## PROMPT
Give only the number of lines below that contain the word "guide".

## Excerpt from a dataset
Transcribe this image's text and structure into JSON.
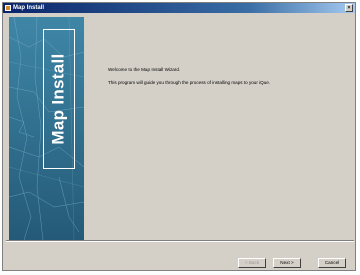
{
  "window": {
    "title": "Map Install"
  },
  "side_panel": {
    "label": "Map Install"
  },
  "content": {
    "welcome": "Welcome to the Map Install Wizard.",
    "description": "This program will guide you through the process of installing maps to your iQue."
  },
  "buttons": {
    "back": "< Back",
    "next": "Next >",
    "cancel": "Cancel"
  },
  "titlebar_buttons": {
    "close": "×"
  }
}
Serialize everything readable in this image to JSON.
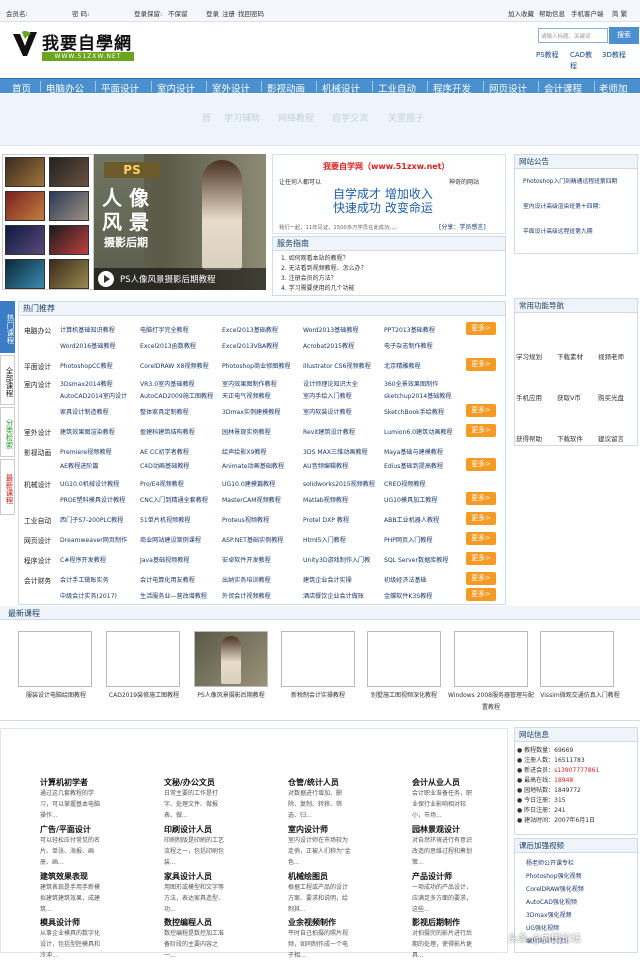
{
  "topbar": {
    "member_label": "会员名:",
    "password_label": "密 码:",
    "keep_label": "登录保留:",
    "keep_value": "不保留",
    "login": "登录",
    "register": "注册",
    "forgot": "找回密码",
    "fav": "加入收藏",
    "help": "帮助信息",
    "mobile": "手机客户端",
    "simple": "简 繁"
  },
  "logo": {
    "title": "我要自學網",
    "url": "WWW.51ZXW.NET"
  },
  "search": {
    "placeholder": "请输入标题、关键词",
    "button": "搜索"
  },
  "top_links": [
    "PS教程",
    "CAD教程",
    "3D教程"
  ],
  "nav": [
    "首页",
    "电脑办公",
    "平面设计",
    "室内设计",
    "室外设计",
    "影视动画",
    "机械设计",
    "工业自动",
    "程序开发",
    "网页设计",
    "会计课程",
    "老师加"
  ],
  "subnav": [
    "首",
    "学习辅助",
    "网络教程",
    "自学交流",
    "关里圈子"
  ],
  "banner": {
    "ps_badge": "PS",
    "big1": "人 像",
    "big2": "风 景",
    "big3": "摄影后期",
    "caption": "PS人像风景摄影后期教程"
  },
  "promo": {
    "title": "我要自学网（www.51zxw.net）",
    "line1": "让任何人都可以",
    "line1b": "神奇的网站",
    "slogan1": "自学成才  增加收入",
    "slogan2": "快速成功  改变命运",
    "desc": "我们一起，11年见证，1500多万学员在此成功。。。",
    "share": "[分享：学员感言]"
  },
  "guide": {
    "title": "服务指南",
    "items": [
      "1. 如何观看本站的教程？",
      "2. 无法看到视频教程、怎么办？",
      "3. 注册会员的方法？",
      "4. 学习需要使用的几个功能"
    ]
  },
  "notice": {
    "title": "网站公告",
    "items": [
      "Photoshop入门到精通远程班第四期",
      "室内设计高级渲染班第十四期：",
      "平面设计高级远程班第九期"
    ]
  },
  "side_tabs": [
    {
      "label": "热门课程",
      "color": "#ffffff",
      "bg": "#3a7cc6"
    },
    {
      "label": "全部课程",
      "color": "#222222",
      "bg": "#ffffff"
    },
    {
      "label": "分类检索",
      "color": "#2aa02a",
      "bg": "#ffffff"
    },
    {
      "label": "最新课程",
      "color": "#d02020",
      "bg": "#ffffff"
    }
  ],
  "hot": {
    "title": "热门推荐",
    "more": "更多>",
    "rows": [
      {
        "cat": "电脑办公",
        "items": [
          "计算机基础知识教程",
          "电脑打字完全教程",
          "Excel2013基础教程",
          "Word2013基础教程",
          "PPT2013基础教程"
        ]
      },
      {
        "cat": "",
        "items": [
          "Word2016基础教程",
          "Excel2013函数教程",
          "Excel2013VBA教程",
          "Acrobat2015教程",
          "电子杂志制作教程"
        ]
      },
      {
        "cat": "平面设计",
        "items": [
          "PhotoshopCC教程",
          "CorelDRAW X8视频教程",
          "Photoshop商业修图教程",
          "Illustrator CS6视频教程",
          "北京精雕教程"
        ]
      },
      {
        "cat": "室内设计",
        "items": [
          "3Dsmax2014教程",
          "VR3.0室内基础教程",
          "室内效果图制作教程",
          "设计师理论知识大全",
          "360全景效果图制作"
        ]
      },
      {
        "cat": "",
        "items": [
          "AutoCAD2014室内设计",
          "AutoCAD2009施工图教程",
          "天正电气视频教程",
          "室内手绘入门教程",
          "sketchup2014基础教程"
        ]
      },
      {
        "cat": "",
        "items": [
          "家具设计制造教程",
          "整体家具定制教程",
          "3Dmax实例建模教程",
          "室内软装设计教程",
          "SketchBook手绘教程"
        ]
      },
      {
        "cat": "室外设计",
        "items": [
          "建筑效果图渲染教程",
          "盈建科建筑结构教程",
          "园林景观实例教程",
          "Revit建筑设计教程",
          "Lumion6.0建筑动画教程"
        ]
      },
      {
        "cat": "影视动画",
        "items": [
          "Premiere视频教程",
          "AE CC初学者教程",
          "绘声绘影X9教程",
          "3DS MAX三维动画教程",
          "Maya基础与建模教程"
        ]
      },
      {
        "cat": "",
        "items": [
          "AE教程进阶篇",
          "C4D动画基础教程",
          "Animate动画基础教程",
          "AU音频编辑教程",
          "Edius基础到提高教程"
        ]
      },
      {
        "cat": "机械设计",
        "items": [
          "UG10.0机械设计教程",
          "Pro/E4视频教程",
          "UG10.0建模篇教程",
          "solidworks2015视频教程",
          "CREO视频教程"
        ]
      },
      {
        "cat": "",
        "items": [
          "PROE塑料模具设计教程",
          "CNC入门到精通全套教程",
          "MasterCAM视频教程",
          "Matlab视频教程",
          "UG10模具加工教程"
        ]
      },
      {
        "cat": "工业自动",
        "items": [
          "西门子S7-200PLC教程",
          "51单片机视频教程",
          "Proteus视频教程",
          "Protel DXP 教程",
          "ABB工业机器人教程"
        ]
      },
      {
        "cat": "网页设计",
        "items": [
          "Dreamweaver网页制作",
          "商业网站建设案例课程",
          "ASP.NET基础实例教程",
          "Html5入门教程",
          "PHP网页入门教程"
        ]
      },
      {
        "cat": "程序设计",
        "items": [
          "C#程序开发教程",
          "Java基础视频教程",
          "安卓软件开发教程",
          "Unity3D游戏制作入门教",
          "SQL Server数据库教程"
        ]
      },
      {
        "cat": "会计财务",
        "items": [
          "会计手工做账实务",
          "会计电算化用友教程",
          "出纳实务培训教程",
          "建筑企业会计实操",
          "初级经济法基础"
        ]
      },
      {
        "cat": "",
        "items": [
          "中级会计实务(2017)",
          "生活服务业—营改增教程",
          "外贸会计视频教程",
          "酒店餐饮企业会计做账",
          "金蝶软件K3S教程"
        ]
      }
    ]
  },
  "functions": {
    "title": "常用功能导航",
    "items": [
      "学习规划",
      "下载素材",
      "视频老师",
      "手机应用",
      "获取V币",
      "购买光盘",
      "获得帮助",
      "下载软件",
      "建议留言"
    ]
  },
  "latest": {
    "title": "最新课程",
    "items": [
      "服装设计电脑绘图教程",
      "CAD2019装修施工图教程",
      "PS人像风景摄影后期教程",
      "新税制会计实操教程",
      "别墅施工图视频深化教程",
      "Windows 2008服务器管理与配置教程",
      "Vissim微观交通仿真入门教程"
    ]
  },
  "careers": [
    {
      "title": "计算机初学者",
      "desc": "通过这几套教程的学习，可以掌握基本电脑操作..."
    },
    {
      "title": "文秘/办公文员",
      "desc": "日常主要的工作是打字、处理文件、做报表、做..."
    },
    {
      "title": "仓管/统计人员",
      "desc": "对数据进行增加、删除、复制、转移、筛选、归..."
    },
    {
      "title": "会计从业人员",
      "desc": "会计职业准备任务，职业保行业影响相对较小，市场..."
    },
    {
      "title": "广告/平面设计",
      "desc": "可以轻松应付常见的名片、单张、海报、画册、画..."
    },
    {
      "title": "印刷设计人员",
      "desc": "印刷制版是印刷的工艺流程之一，包括印刷包装..."
    },
    {
      "title": "室内设计师",
      "desc": "室内设计师在市场较为走俏，正被人们称为\"金色..."
    },
    {
      "title": "园林景观设计",
      "desc": "对自然环境进行有意识改造的思维过程和筹划策..."
    },
    {
      "title": "建筑效果表现",
      "desc": "建筑表现是手用手新模拟建筑建筑效果，成建筑..."
    },
    {
      "title": "家具设计人员",
      "desc": "用图形或模型和文字等方法，表达家具造型、功..."
    },
    {
      "title": "机械绘图员",
      "desc": "根据工程或产品的设计方案、要求和说明，绘制其..."
    },
    {
      "title": "产品设计师",
      "desc": "一项成功的产品设计，应满足多方面的要求，这些..."
    },
    {
      "title": "模具设计师",
      "desc": "从事企业模具的数字化设计，包括型腔模具和冷冲..."
    },
    {
      "title": "数控编程人员",
      "desc": "数控编程是数控加工准备阶段的主要内容之一..."
    },
    {
      "title": "业余视频制作",
      "desc": "平时自己拍摄的照片视频，如同制作成一个电子相..."
    },
    {
      "title": "影视后期制作",
      "desc": "对拍摄完的影片进行后期的处理，使得影片更具..."
    }
  ],
  "site_info": {
    "title": "网站信息",
    "stats": [
      {
        "label": "● 教程数量：",
        "value": "69669",
        "red": false
      },
      {
        "label": "● 注册人数：",
        "value": "16511783",
        "red": false
      },
      {
        "label": "● 新进会员：",
        "value": "s13907777861",
        "red": true
      },
      {
        "label": "● 最高在线：",
        "value": "18948",
        "red": true
      },
      {
        "label": "● 园地帖数：",
        "value": "1849772",
        "red": false
      },
      {
        "label": "● 今日注册：",
        "value": "315",
        "red": false
      },
      {
        "label": "● 昨日注册：",
        "value": "241",
        "red": false
      },
      {
        "label": "● 建站时间：",
        "value": "2007年6月1日",
        "red": false
      }
    ]
  },
  "boost": {
    "title": "课后加强视频",
    "items": [
      "杨老师公开课专栏",
      "Photoshop强化视频",
      "CorelDRAW强化视频",
      "AutoCAD强化视频",
      "3Dmax强化视频",
      "UG强化视频",
      "编程网页等视频"
    ]
  },
  "watermark": "头条 @中国论坛"
}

## ANSWER TO THIS TASK
2